### DATA FOR THIS TASK
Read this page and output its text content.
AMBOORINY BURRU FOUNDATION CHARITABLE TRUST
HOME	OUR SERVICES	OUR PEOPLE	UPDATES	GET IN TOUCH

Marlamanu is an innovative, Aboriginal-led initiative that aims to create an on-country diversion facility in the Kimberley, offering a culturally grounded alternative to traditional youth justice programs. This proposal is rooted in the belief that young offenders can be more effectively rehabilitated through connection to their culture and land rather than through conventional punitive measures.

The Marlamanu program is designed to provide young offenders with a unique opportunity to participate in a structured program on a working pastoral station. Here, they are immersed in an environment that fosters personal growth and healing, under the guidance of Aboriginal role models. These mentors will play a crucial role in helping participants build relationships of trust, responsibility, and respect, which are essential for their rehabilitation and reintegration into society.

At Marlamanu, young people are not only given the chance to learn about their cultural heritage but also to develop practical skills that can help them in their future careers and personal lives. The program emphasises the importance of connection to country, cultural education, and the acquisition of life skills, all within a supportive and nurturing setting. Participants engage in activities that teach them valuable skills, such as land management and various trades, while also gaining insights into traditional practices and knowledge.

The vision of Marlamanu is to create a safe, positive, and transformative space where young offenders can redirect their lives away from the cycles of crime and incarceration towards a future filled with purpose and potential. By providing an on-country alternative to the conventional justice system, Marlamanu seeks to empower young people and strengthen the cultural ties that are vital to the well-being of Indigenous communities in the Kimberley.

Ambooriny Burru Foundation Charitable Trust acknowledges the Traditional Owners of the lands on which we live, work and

### BRIEF
Count the lines above in which the word "future" appears, then state only that count.

### SOLVED EXERCISE
2